▸ Task statement: Below is a block of data; give all of it again word for word.

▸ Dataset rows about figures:

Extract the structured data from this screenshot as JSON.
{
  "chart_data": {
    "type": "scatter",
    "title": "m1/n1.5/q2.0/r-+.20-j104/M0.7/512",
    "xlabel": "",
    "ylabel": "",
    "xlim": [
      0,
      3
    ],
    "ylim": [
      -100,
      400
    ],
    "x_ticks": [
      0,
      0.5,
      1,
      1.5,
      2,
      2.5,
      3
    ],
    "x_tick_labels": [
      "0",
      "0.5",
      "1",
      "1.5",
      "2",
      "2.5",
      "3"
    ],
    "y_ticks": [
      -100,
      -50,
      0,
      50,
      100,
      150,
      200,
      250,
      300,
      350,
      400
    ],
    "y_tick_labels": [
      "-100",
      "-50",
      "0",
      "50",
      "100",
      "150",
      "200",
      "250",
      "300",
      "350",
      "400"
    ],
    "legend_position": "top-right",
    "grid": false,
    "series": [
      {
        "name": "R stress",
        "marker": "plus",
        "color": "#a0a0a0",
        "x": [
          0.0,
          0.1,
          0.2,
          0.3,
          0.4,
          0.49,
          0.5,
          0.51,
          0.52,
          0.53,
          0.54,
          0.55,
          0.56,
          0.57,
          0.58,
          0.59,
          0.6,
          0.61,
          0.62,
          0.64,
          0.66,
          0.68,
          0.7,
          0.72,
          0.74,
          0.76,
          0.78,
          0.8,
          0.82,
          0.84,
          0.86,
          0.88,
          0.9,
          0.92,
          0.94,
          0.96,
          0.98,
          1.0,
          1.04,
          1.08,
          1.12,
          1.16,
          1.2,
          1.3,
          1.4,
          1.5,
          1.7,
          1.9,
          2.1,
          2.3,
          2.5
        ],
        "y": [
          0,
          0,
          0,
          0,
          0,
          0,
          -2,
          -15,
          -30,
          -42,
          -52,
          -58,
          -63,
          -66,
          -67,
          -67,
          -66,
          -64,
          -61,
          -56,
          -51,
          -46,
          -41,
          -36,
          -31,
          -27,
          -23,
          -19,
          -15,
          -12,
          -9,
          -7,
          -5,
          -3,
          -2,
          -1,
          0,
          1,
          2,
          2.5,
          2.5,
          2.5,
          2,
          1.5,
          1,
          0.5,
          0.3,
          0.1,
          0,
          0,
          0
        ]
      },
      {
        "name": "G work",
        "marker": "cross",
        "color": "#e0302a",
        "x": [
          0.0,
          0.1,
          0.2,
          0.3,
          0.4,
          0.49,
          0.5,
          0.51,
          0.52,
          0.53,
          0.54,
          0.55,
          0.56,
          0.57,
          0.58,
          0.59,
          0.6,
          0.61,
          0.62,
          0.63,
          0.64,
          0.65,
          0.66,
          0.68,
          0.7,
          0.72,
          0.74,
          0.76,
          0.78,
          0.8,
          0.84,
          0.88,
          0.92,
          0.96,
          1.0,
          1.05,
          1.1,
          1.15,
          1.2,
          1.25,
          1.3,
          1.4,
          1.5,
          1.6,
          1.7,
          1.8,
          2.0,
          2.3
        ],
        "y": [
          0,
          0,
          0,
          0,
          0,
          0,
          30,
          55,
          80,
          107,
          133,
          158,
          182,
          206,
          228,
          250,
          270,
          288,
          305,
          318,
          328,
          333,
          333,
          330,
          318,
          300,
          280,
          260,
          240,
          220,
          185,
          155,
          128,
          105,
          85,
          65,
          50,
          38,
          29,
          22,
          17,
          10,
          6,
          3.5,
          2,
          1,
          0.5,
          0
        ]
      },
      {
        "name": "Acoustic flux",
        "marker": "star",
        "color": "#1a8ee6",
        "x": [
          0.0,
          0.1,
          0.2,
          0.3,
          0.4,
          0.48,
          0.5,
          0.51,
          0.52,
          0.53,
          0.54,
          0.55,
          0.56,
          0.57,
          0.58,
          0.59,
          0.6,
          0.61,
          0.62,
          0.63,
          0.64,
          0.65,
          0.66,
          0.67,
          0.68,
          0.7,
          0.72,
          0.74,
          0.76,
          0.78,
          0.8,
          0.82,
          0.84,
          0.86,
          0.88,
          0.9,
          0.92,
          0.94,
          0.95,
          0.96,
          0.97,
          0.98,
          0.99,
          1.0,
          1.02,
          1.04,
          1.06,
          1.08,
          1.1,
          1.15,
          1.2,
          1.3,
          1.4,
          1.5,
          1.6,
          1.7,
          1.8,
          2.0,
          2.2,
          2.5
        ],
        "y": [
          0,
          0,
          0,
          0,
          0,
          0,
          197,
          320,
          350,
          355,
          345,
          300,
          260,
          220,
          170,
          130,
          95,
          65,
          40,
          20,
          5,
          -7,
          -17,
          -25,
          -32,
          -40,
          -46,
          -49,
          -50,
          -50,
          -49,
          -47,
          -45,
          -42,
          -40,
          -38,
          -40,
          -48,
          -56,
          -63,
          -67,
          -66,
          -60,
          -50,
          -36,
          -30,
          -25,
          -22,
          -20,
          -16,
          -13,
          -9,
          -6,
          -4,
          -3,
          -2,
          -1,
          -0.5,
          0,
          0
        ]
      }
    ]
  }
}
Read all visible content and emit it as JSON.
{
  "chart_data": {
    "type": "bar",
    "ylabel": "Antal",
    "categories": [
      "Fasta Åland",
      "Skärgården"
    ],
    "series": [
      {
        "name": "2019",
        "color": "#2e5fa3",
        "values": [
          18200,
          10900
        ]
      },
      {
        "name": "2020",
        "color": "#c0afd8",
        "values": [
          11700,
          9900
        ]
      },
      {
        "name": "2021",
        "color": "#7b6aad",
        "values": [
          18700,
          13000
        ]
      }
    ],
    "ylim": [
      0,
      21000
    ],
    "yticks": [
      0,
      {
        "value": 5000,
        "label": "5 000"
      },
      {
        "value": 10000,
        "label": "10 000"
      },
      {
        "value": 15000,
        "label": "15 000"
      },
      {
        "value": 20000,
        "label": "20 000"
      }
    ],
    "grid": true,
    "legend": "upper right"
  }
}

▸ The result:
Extract the structured data from this screenshot as JSON.
{
  "chart_data": {
    "type": "scatter",
    "title": "m1/n1.5/q2.0/r-+.20-j104/M0.7/512",
    "xlabel": "",
    "ylabel": "",
    "xlim": [
      0,
      3
    ],
    "ylim": [
      -100,
      400
    ],
    "x_ticks": [
      0,
      0.5,
      1,
      1.5,
      2,
      2.5,
      3
    ],
    "x_tick_labels": [
      "0",
      "0.5",
      "1",
      "1.5",
      "2",
      "2.5",
      "3"
    ],
    "y_ticks": [
      -100,
      -50,
      0,
      50,
      100,
      150,
      200,
      250,
      300,
      350,
      400
    ],
    "y_tick_labels": [
      "-100",
      "-50",
      "0",
      "50",
      "100",
      "150",
      "200",
      "250",
      "300",
      "350",
      "400"
    ],
    "legend_position": "top-right",
    "grid": false,
    "series": [
      {
        "name": "R stress",
        "marker": "plus",
        "color": "#a0a0a0",
        "x": [
          0.0,
          0.1,
          0.2,
          0.3,
          0.4,
          0.49,
          0.5,
          0.51,
          0.52,
          0.53,
          0.54,
          0.55,
          0.56,
          0.57,
          0.58,
          0.59,
          0.6,
          0.61,
          0.62,
          0.64,
          0.66,
          0.68,
          0.7,
          0.72,
          0.74,
          0.76,
          0.78,
          0.8,
          0.82,
          0.84,
          0.86,
          0.88,
          0.9,
          0.92,
          0.94,
          0.96,
          0.98,
          1.0,
          1.04,
          1.08,
          1.12,
          1.16,
          1.2,
          1.3,
          1.4,
          1.5,
          1.7,
          1.9,
          2.1,
          2.3,
          2.5
        ],
        "y": [
          0,
          0,
          0,
          0,
          0,
          0,
          -2,
          -15,
          -30,
          -42,
          -52,
          -58,
          -63,
          -66,
          -67,
          -67,
          -66,
          -64,
          -61,
          -56,
          -51,
          -46,
          -41,
          -36,
          -31,
          -27,
          -23,
          -19,
          -15,
          -12,
          -9,
          -7,
          -5,
          -3,
          -2,
          -1,
          0,
          1,
          2,
          2.5,
          2.5,
          2.5,
          2,
          1.5,
          1,
          0.5,
          0.3,
          0.1,
          0,
          0,
          0
        ]
      },
      {
        "name": "G work",
        "marker": "cross",
        "color": "#e0302a",
        "x": [
          0.0,
          0.1,
          0.2,
          0.3,
          0.4,
          0.49,
          0.5,
          0.51,
          0.52,
          0.53,
          0.54,
          0.55,
          0.56,
          0.57,
          0.58,
          0.59,
          0.6,
          0.61,
          0.62,
          0.63,
          0.64,
          0.65,
          0.66,
          0.68,
          0.7,
          0.72,
          0.74,
          0.76,
          0.78,
          0.8,
          0.84,
          0.88,
          0.92,
          0.96,
          1.0,
          1.05,
          1.1,
          1.15,
          1.2,
          1.25,
          1.3,
          1.4,
          1.5,
          1.6,
          1.7,
          1.8,
          2.0,
          2.3
        ],
        "y": [
          0,
          0,
          0,
          0,
          0,
          0,
          30,
          55,
          80,
          107,
          133,
          158,
          182,
          206,
          228,
          250,
          270,
          288,
          305,
          318,
          328,
          333,
          333,
          330,
          318,
          300,
          280,
          260,
          240,
          220,
          185,
          155,
          128,
          105,
          85,
          65,
          50,
          38,
          29,
          22,
          17,
          10,
          6,
          3.5,
          2,
          1,
          0.5,
          0
        ]
      },
      {
        "name": "Acoustic flux",
        "marker": "star",
        "color": "#1a8ee6",
        "x": [
          0.0,
          0.1,
          0.2,
          0.3,
          0.4,
          0.48,
          0.5,
          0.51,
          0.52,
          0.53,
          0.54,
          0.55,
          0.56,
          0.57,
          0.58,
          0.59,
          0.6,
          0.61,
          0.62,
          0.63,
          0.64,
          0.65,
          0.66,
          0.67,
          0.68,
          0.7,
          0.72,
          0.74,
          0.76,
          0.78,
          0.8,
          0.82,
          0.84,
          0.86,
          0.88,
          0.9,
          0.92,
          0.94,
          0.95,
          0.96,
          0.97,
          0.98,
          0.99,
          1.0,
          1.02,
          1.04,
          1.06,
          1.08,
          1.1,
          1.15,
          1.2,
          1.3,
          1.4,
          1.5,
          1.6,
          1.7,
          1.8,
          2.0,
          2.2,
          2.5
        ],
        "y": [
          0,
          0,
          0,
          0,
          0,
          0,
          197,
          320,
          350,
          355,
          345,
          300,
          260,
          220,
          170,
          130,
          95,
          65,
          40,
          20,
          5,
          -7,
          -17,
          -25,
          -32,
          -40,
          -46,
          -49,
          -50,
          -50,
          -49,
          -47,
          -45,
          -42,
          -40,
          -38,
          -40,
          -48,
          -56,
          -63,
          -67,
          -66,
          -60,
          -50,
          -36,
          -30,
          -25,
          -22,
          -20,
          -16,
          -13,
          -9,
          -6,
          -4,
          -3,
          -2,
          -1,
          -0.5,
          0,
          0
        ]
      }
    ]
  }
}
Read all visible content and emit it as JSON.
{
  "chart_data": {
    "type": "bar",
    "ylabel": "Antal",
    "categories": [
      "Fasta Åland",
      "Skärgården"
    ],
    "series": [
      {
        "name": "2019",
        "color": "#2e5fa3",
        "values": [
          18200,
          10900
        ]
      },
      {
        "name": "2020",
        "color": "#c0afd8",
        "values": [
          11700,
          9900
        ]
      },
      {
        "name": "2021",
        "color": "#7b6aad",
        "values": [
          18700,
          13000
        ]
      }
    ],
    "ylim": [
      0,
      21000
    ],
    "yticks": [
      0,
      {
        "value": 5000,
        "label": "5 000"
      },
      {
        "value": 10000,
        "label": "10 000"
      },
      {
        "value": 15000,
        "label": "15 000"
      },
      {
        "value": 20000,
        "label": "20 000"
      }
    ],
    "grid": true,
    "legend": "upper right"
  }
}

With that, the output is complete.